Only the lines from the line containing "Decode this chart: output" to the end of the entries should be repeated, exactly as they appear.
━━ Input
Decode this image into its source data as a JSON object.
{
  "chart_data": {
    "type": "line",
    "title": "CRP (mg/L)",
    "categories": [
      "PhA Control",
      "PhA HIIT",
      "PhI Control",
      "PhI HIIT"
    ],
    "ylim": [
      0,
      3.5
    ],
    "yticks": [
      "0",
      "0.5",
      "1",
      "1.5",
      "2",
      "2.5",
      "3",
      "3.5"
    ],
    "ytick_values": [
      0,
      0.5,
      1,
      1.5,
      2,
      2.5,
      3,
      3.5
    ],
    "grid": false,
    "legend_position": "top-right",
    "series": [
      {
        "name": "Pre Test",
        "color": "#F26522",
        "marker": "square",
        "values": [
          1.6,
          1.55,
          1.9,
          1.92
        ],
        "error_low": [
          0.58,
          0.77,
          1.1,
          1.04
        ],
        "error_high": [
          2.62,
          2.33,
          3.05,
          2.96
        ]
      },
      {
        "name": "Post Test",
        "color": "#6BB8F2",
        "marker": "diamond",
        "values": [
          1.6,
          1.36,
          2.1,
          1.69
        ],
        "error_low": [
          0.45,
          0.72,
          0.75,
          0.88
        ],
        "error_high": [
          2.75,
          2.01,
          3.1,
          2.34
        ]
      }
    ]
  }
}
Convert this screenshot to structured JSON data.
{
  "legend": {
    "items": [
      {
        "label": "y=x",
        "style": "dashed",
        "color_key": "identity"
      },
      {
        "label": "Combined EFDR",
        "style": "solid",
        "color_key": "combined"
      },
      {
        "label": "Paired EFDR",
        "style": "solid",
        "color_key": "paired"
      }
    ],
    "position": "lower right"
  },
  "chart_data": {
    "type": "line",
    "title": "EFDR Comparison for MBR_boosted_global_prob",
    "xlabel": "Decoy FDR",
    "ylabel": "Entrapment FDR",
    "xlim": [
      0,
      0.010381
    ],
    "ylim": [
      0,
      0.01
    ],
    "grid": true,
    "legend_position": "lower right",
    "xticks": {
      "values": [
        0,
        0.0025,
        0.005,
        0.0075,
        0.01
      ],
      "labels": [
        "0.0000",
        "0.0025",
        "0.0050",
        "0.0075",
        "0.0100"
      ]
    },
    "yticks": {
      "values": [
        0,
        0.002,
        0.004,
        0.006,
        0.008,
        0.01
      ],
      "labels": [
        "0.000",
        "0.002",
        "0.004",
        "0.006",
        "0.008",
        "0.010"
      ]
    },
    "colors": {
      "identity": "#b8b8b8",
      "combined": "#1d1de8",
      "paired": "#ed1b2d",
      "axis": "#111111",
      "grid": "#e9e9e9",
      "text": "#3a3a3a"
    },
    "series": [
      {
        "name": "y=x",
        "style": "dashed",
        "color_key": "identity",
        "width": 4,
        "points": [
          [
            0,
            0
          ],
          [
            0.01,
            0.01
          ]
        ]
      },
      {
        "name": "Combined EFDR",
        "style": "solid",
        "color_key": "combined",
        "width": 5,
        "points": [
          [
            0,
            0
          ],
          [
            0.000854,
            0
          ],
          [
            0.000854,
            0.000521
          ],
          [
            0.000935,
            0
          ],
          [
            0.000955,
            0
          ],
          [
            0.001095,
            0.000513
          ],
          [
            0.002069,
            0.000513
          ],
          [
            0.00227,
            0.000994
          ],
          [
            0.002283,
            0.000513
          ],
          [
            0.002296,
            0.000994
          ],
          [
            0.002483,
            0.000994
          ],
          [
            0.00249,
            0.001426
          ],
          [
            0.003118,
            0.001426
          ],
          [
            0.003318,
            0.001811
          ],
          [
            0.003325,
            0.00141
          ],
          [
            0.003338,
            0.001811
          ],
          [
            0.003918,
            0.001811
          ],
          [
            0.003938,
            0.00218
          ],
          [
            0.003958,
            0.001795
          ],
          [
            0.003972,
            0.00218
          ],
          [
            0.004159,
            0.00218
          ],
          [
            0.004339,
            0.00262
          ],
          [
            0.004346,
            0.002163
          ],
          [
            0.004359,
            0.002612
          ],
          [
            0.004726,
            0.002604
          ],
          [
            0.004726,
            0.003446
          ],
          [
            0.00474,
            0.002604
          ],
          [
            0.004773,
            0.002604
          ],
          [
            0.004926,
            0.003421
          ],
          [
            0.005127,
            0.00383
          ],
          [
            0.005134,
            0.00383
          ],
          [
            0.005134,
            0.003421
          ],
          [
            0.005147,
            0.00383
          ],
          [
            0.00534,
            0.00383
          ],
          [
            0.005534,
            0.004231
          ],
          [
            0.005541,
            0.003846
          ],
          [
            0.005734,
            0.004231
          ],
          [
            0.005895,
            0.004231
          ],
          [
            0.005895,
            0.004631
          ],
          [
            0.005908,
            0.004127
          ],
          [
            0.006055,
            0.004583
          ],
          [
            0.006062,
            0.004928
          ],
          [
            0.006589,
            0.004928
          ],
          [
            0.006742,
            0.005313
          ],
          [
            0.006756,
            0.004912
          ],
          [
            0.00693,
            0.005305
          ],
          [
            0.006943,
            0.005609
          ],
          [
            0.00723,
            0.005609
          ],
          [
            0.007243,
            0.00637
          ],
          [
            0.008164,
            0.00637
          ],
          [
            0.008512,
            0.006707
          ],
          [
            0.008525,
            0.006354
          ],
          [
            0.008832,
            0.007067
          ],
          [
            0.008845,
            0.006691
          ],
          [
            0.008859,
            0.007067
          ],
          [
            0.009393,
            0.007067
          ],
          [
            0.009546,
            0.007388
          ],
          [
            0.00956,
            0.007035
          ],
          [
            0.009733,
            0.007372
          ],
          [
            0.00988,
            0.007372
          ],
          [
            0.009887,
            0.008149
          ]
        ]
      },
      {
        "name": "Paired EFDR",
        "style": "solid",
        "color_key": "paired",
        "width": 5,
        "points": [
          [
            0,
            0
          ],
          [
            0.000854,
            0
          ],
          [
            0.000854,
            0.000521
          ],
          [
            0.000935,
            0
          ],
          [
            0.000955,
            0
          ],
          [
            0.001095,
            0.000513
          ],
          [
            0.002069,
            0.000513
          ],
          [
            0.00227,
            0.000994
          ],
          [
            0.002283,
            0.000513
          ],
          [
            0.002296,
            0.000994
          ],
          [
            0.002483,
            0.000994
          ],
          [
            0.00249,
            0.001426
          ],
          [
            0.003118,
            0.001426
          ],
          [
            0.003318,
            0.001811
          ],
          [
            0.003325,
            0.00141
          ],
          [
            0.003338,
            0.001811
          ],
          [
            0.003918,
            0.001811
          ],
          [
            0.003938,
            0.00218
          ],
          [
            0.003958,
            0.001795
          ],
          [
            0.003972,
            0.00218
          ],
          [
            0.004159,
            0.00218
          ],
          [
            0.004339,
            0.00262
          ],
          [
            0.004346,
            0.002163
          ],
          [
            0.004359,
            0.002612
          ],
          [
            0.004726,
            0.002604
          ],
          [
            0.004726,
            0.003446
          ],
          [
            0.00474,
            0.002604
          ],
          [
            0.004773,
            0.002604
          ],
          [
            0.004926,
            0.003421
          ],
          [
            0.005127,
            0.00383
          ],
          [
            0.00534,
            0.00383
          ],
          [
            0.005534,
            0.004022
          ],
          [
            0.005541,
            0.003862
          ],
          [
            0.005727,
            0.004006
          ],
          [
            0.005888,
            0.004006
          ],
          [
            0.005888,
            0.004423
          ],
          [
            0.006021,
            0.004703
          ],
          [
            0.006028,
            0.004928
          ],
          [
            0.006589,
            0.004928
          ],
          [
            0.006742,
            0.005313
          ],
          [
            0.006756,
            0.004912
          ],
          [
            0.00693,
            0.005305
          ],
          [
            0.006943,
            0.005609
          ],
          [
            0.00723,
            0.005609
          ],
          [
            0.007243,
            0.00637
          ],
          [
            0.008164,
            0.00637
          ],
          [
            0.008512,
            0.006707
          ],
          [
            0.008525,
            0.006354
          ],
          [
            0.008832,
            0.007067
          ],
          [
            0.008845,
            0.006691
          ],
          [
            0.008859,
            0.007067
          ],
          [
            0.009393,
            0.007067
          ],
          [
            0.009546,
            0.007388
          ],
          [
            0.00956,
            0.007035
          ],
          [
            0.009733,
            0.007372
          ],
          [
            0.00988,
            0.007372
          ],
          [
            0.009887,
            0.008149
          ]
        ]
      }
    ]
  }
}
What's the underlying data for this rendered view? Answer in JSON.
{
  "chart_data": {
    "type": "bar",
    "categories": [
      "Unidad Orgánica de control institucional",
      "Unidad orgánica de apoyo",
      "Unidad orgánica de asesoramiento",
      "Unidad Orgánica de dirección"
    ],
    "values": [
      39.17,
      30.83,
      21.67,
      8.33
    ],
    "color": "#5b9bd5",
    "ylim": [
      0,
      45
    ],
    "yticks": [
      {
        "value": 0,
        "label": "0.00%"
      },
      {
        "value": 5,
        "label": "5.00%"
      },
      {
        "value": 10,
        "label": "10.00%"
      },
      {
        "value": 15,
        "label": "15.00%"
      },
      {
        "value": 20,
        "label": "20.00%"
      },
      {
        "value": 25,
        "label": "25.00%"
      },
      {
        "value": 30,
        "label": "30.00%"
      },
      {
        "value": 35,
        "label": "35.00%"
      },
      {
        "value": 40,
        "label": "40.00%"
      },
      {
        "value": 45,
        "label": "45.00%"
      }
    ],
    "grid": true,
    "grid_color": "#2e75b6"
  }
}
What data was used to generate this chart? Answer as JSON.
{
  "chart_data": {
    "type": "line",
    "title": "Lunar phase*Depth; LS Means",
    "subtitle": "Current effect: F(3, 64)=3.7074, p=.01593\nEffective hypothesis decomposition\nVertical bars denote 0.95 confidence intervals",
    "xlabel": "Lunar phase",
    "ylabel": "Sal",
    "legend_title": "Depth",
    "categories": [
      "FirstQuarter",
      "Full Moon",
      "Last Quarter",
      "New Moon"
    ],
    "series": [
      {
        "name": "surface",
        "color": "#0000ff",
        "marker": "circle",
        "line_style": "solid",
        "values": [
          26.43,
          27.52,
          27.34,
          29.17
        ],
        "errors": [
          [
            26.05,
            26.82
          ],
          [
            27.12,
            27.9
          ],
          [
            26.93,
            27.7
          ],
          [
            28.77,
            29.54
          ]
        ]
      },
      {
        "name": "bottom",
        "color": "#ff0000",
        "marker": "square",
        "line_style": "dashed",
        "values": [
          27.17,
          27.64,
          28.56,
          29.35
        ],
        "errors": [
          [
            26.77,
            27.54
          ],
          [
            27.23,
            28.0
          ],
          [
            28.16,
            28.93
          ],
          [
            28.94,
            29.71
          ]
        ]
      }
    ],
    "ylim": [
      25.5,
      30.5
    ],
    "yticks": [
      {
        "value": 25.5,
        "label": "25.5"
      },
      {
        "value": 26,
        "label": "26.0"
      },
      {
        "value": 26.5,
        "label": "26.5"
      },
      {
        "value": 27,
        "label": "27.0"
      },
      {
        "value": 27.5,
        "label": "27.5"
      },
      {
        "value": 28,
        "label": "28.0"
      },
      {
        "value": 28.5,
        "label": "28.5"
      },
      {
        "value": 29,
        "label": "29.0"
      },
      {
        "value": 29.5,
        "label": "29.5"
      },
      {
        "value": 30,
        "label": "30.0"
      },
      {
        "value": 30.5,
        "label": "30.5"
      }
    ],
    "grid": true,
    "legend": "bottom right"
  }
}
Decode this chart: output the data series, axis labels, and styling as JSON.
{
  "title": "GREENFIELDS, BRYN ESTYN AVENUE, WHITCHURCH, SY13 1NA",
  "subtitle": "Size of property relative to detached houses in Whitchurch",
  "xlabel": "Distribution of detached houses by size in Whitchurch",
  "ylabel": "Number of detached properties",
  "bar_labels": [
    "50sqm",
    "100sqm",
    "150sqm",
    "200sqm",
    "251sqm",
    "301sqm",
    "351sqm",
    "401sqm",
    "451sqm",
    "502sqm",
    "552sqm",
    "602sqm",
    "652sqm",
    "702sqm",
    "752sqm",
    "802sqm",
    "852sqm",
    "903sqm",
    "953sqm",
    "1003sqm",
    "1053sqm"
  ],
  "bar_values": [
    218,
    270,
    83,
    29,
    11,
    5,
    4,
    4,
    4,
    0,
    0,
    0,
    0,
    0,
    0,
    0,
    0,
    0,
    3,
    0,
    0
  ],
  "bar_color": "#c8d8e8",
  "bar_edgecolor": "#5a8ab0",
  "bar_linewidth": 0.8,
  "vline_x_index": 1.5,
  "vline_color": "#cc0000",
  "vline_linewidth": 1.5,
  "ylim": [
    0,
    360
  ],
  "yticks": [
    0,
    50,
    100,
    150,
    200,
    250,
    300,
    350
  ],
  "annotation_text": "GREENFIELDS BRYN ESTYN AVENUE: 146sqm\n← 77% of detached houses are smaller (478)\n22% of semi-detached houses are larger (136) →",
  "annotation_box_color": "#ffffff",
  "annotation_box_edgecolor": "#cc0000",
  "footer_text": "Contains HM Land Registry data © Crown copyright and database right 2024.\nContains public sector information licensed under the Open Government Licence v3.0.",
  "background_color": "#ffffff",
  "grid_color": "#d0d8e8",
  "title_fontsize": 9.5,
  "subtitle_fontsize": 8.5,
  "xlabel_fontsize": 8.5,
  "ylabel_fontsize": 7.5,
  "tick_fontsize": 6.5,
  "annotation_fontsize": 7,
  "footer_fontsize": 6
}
━━━━
**Full answer**
Decode this chart: output the data series, axis labels, and styling as JSON.
{
  "title": "GREENFIELDS, BRYN ESTYN AVENUE, WHITCHURCH, SY13 1NA",
  "subtitle": "Size of property relative to detached houses in Whitchurch",
  "xlabel": "Distribution of detached houses by size in Whitchurch",
  "ylabel": "Number of detached properties",
  "bar_labels": [
    "50sqm",
    "100sqm",
    "150sqm",
    "200sqm",
    "251sqm",
    "301sqm",
    "351sqm",
    "401sqm",
    "451sqm",
    "502sqm",
    "552sqm",
    "602sqm",
    "652sqm",
    "702sqm",
    "752sqm",
    "802sqm",
    "852sqm",
    "903sqm",
    "953sqm",
    "1003sqm",
    "1053sqm"
  ],
  "bar_values": [
    218,
    270,
    83,
    29,
    11,
    5,
    4,
    4,
    4,
    0,
    0,
    0,
    0,
    0,
    0,
    0,
    0,
    0,
    3,
    0,
    0
  ],
  "bar_color": "#c8d8e8",
  "bar_edgecolor": "#5a8ab0",
  "bar_linewidth": 0.8,
  "vline_x_index": 1.5,
  "vline_color": "#cc0000",
  "vline_linewidth": 1.5,
  "ylim": [
    0,
    360
  ],
  "yticks": [
    0,
    50,
    100,
    150,
    200,
    250,
    300,
    350
  ],
  "annotation_text": "GREENFIELDS BRYN ESTYN AVENUE: 146sqm\n← 77% of detached houses are smaller (478)\n22% of semi-detached houses are larger (136) →",
  "annotation_box_color": "#ffffff",
  "annotation_box_edgecolor": "#cc0000",
  "footer_text": "Contains HM Land Registry data © Crown copyright and database right 2024.\nContains public sector information licensed under the Open Government Licence v3.0.",
  "background_color": "#ffffff",
  "grid_color": "#d0d8e8",
  "title_fontsize": 9.5,
  "subtitle_fontsize": 8.5,
  "xlabel_fontsize": 8.5,
  "ylabel_fontsize": 7.5,
  "tick_fontsize": 6.5,
  "annotation_fontsize": 7,
  "footer_fontsize": 6
}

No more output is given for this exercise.